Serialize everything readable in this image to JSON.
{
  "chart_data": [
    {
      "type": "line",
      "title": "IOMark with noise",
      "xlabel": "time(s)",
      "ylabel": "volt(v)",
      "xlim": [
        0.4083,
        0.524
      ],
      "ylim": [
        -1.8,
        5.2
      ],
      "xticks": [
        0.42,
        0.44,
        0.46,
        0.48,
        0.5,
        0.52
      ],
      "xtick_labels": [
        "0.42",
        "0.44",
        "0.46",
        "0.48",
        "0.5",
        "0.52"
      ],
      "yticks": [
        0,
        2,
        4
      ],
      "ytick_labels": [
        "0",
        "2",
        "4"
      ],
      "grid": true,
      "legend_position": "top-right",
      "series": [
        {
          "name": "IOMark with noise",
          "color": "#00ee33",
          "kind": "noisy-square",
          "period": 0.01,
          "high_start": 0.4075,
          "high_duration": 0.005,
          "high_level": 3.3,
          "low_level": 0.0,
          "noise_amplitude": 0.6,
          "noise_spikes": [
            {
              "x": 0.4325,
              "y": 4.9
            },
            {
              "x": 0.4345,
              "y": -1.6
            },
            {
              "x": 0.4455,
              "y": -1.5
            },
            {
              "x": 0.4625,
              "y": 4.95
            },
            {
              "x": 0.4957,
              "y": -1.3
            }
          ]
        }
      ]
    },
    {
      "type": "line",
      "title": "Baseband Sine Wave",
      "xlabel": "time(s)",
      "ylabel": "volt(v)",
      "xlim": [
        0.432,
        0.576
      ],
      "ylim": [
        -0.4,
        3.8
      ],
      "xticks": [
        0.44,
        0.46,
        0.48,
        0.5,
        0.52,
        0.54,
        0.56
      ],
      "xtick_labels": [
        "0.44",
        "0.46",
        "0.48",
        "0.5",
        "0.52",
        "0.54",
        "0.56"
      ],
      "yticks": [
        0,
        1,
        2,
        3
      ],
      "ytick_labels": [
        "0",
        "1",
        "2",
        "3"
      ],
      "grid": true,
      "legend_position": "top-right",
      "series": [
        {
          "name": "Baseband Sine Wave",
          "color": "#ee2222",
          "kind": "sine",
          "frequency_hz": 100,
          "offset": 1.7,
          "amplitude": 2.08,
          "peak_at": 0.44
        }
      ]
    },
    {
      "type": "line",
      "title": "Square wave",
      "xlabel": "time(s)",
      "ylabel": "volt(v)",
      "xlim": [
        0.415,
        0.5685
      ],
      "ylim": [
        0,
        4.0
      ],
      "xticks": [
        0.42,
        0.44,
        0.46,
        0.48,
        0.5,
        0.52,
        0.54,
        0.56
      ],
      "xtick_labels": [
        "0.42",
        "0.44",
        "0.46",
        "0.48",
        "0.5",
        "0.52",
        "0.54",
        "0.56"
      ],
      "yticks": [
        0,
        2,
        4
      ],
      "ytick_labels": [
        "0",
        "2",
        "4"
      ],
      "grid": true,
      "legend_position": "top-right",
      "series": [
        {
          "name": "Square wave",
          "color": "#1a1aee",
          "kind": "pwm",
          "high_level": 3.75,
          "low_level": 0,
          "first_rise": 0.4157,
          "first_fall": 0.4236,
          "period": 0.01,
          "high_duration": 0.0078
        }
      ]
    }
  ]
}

### [OBJECTIVE]
Return all of the data precisely as it appears.

### [RIGHT ANSWER]
Serialize everything readable in this image to JSON.
{
  "chart_data": [
    {
      "type": "line",
      "title": "IOMark with noise",
      "xlabel": "time(s)",
      "ylabel": "volt(v)",
      "xlim": [
        0.4083,
        0.524
      ],
      "ylim": [
        -1.8,
        5.2
      ],
      "xticks": [
        0.42,
        0.44,
        0.46,
        0.48,
        0.5,
        0.52
      ],
      "xtick_labels": [
        "0.42",
        "0.44",
        "0.46",
        "0.48",
        "0.5",
        "0.52"
      ],
      "yticks": [
        0,
        2,
        4
      ],
      "ytick_labels": [
        "0",
        "2",
        "4"
      ],
      "grid": true,
      "legend_position": "top-right",
      "series": [
        {
          "name": "IOMark with noise",
          "color": "#00ee33",
          "kind": "noisy-square",
          "period": 0.01,
          "high_start": 0.4075,
          "high_duration": 0.005,
          "high_level": 3.3,
          "low_level": 0.0,
          "noise_amplitude": 0.6,
          "noise_spikes": [
            {
              "x": 0.4325,
              "y": 4.9
            },
            {
              "x": 0.4345,
              "y": -1.6
            },
            {
              "x": 0.4455,
              "y": -1.5
            },
            {
              "x": 0.4625,
              "y": 4.95
            },
            {
              "x": 0.4957,
              "y": -1.3
            }
          ]
        }
      ]
    },
    {
      "type": "line",
      "title": "Baseband Sine Wave",
      "xlabel": "time(s)",
      "ylabel": "volt(v)",
      "xlim": [
        0.432,
        0.576
      ],
      "ylim": [
        -0.4,
        3.8
      ],
      "xticks": [
        0.44,
        0.46,
        0.48,
        0.5,
        0.52,
        0.54,
        0.56
      ],
      "xtick_labels": [
        "0.44",
        "0.46",
        "0.48",
        "0.5",
        "0.52",
        "0.54",
        "0.56"
      ],
      "yticks": [
        0,
        1,
        2,
        3
      ],
      "ytick_labels": [
        "0",
        "1",
        "2",
        "3"
      ],
      "grid": true,
      "legend_position": "top-right",
      "series": [
        {
          "name": "Baseband Sine Wave",
          "color": "#ee2222",
          "kind": "sine",
          "frequency_hz": 100,
          "offset": 1.7,
          "amplitude": 2.08,
          "peak_at": 0.44
        }
      ]
    },
    {
      "type": "line",
      "title": "Square wave",
      "xlabel": "time(s)",
      "ylabel": "volt(v)",
      "xlim": [
        0.415,
        0.5685
      ],
      "ylim": [
        0,
        4.0
      ],
      "xticks": [
        0.42,
        0.44,
        0.46,
        0.48,
        0.5,
        0.52,
        0.54,
        0.56
      ],
      "xtick_labels": [
        "0.42",
        "0.44",
        "0.46",
        "0.48",
        "0.5",
        "0.52",
        "0.54",
        "0.56"
      ],
      "yticks": [
        0,
        2,
        4
      ],
      "ytick_labels": [
        "0",
        "2",
        "4"
      ],
      "grid": true,
      "legend_position": "top-right",
      "series": [
        {
          "name": "Square wave",
          "color": "#1a1aee",
          "kind": "pwm",
          "high_level": 3.75,
          "low_level": 0,
          "first_rise": 0.4157,
          "first_fall": 0.4236,
          "period": 0.01,
          "high_duration": 0.0078
        }
      ]
    }
  ]
}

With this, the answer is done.